▸ Do this: All of the data should be output character for character, except the pictures.

Records from a collection:

━━━━━━━━━━━━━━━━━━━━

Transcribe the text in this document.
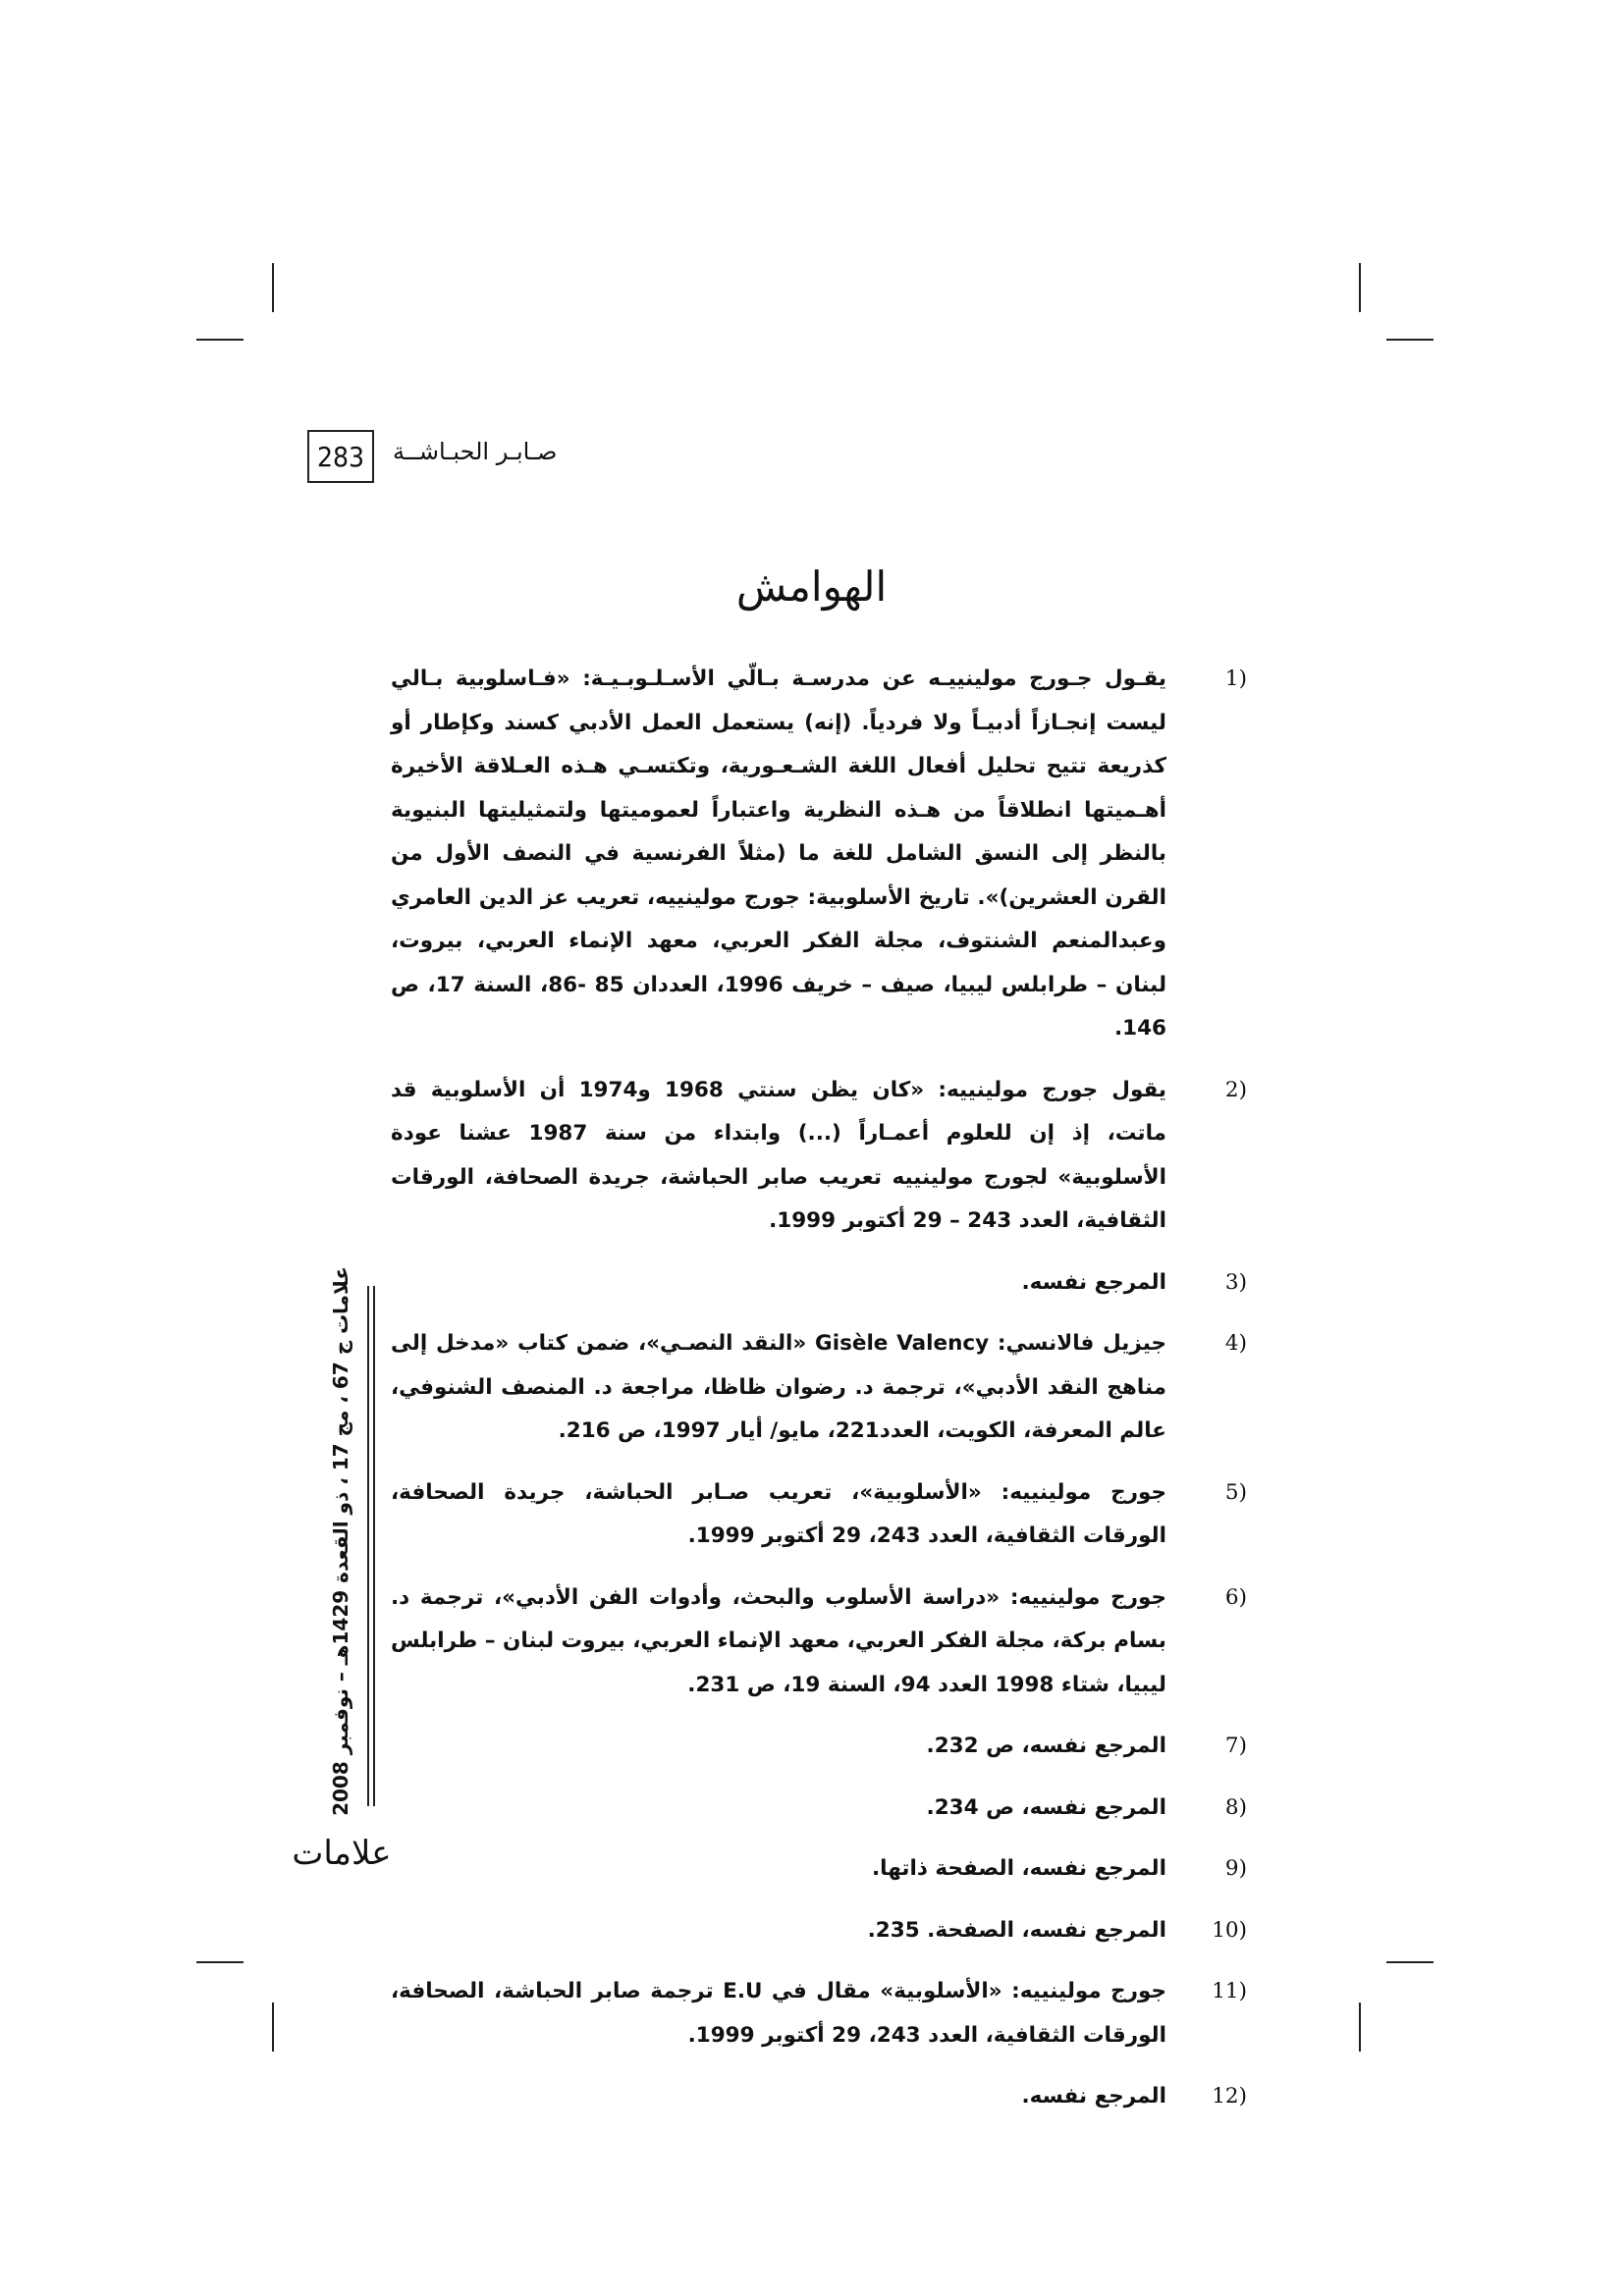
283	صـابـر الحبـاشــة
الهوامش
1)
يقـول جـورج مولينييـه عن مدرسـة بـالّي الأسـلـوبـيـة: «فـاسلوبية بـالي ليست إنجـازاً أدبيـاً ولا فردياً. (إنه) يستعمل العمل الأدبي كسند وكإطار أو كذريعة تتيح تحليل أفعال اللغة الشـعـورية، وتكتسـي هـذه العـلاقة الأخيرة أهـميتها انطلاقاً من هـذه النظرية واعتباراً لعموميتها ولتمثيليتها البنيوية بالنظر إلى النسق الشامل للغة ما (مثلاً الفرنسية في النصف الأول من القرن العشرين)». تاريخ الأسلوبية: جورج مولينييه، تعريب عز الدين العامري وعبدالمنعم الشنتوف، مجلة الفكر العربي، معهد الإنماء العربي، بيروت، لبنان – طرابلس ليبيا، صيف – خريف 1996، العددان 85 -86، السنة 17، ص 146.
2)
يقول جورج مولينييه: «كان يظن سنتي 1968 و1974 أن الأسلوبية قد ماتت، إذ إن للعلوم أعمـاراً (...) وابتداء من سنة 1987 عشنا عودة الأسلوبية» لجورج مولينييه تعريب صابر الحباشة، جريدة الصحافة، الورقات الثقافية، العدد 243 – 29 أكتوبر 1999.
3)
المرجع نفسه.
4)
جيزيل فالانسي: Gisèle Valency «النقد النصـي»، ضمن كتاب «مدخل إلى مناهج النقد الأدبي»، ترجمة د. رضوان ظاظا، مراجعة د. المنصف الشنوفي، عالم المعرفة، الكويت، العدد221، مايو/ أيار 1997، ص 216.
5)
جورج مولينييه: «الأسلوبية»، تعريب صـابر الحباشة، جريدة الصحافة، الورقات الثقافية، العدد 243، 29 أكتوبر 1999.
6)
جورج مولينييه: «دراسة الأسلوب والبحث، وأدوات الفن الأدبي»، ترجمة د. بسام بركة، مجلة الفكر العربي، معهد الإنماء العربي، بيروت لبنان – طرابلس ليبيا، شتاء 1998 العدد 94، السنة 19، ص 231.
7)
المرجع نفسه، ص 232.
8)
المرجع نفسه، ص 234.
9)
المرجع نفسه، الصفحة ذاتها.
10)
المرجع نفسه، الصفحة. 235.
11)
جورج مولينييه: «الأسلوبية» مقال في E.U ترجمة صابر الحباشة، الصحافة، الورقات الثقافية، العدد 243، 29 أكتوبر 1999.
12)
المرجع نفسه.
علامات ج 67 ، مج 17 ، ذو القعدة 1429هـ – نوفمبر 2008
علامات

━━━━━━━━━━━━━━━━━━━━

▸ Exercise output:
Transcribe the text in this document.
283	صـابـر الحبـاشــة
الهوامش
1)
يقـول جـورج مولينييـه عن مدرسـة بـالّي الأسـلـوبـيـة: «فـاسلوبية بـالي ليست إنجـازاً أدبيـاً ولا فردياً. (إنه) يستعمل العمل الأدبي كسند وكإطار أو كذريعة تتيح تحليل أفعال اللغة الشـعـورية، وتكتسـي هـذه العـلاقة الأخيرة أهـميتها انطلاقاً من هـذه النظرية واعتباراً لعموميتها ولتمثيليتها البنيوية بالنظر إلى النسق الشامل للغة ما (مثلاً الفرنسية في النصف الأول من القرن العشرين)». تاريخ الأسلوبية: جورج مولينييه، تعريب عز الدين العامري وعبدالمنعم الشنتوف، مجلة الفكر العربي، معهد الإنماء العربي، بيروت، لبنان – طرابلس ليبيا، صيف – خريف 1996، العددان 85 -86، السنة 17، ص 146.
2)
يقول جورج مولينييه: «كان يظن سنتي 1968 و1974 أن الأسلوبية قد ماتت، إذ إن للعلوم أعمـاراً (...) وابتداء من سنة 1987 عشنا عودة الأسلوبية» لجورج مولينييه تعريب صابر الحباشة، جريدة الصحافة، الورقات الثقافية، العدد 243 – 29 أكتوبر 1999.
3)
المرجع نفسه.
4)
جيزيل فالانسي: Gisèle Valency «النقد النصـي»، ضمن كتاب «مدخل إلى مناهج النقد الأدبي»، ترجمة د. رضوان ظاظا، مراجعة د. المنصف الشنوفي، عالم المعرفة، الكويت، العدد221، مايو/ أيار 1997، ص 216.
5)
جورج مولينييه: «الأسلوبية»، تعريب صـابر الحباشة، جريدة الصحافة، الورقات الثقافية، العدد 243، 29 أكتوبر 1999.
6)
جورج مولينييه: «دراسة الأسلوب والبحث، وأدوات الفن الأدبي»، ترجمة د. بسام بركة، مجلة الفكر العربي، معهد الإنماء العربي، بيروت لبنان – طرابلس ليبيا، شتاء 1998 العدد 94، السنة 19، ص 231.
7)
المرجع نفسه، ص 232.
8)
المرجع نفسه، ص 234.
9)
المرجع نفسه، الصفحة ذاتها.
10)
المرجع نفسه، الصفحة. 235.
11)
جورج مولينييه: «الأسلوبية» مقال في E.U ترجمة صابر الحباشة، الصحافة، الورقات الثقافية، العدد 243، 29 أكتوبر 1999.
12)
المرجع نفسه.
علامات ج 67 ، مج 17 ، ذو القعدة 1429هـ – نوفمبر 2008
علامات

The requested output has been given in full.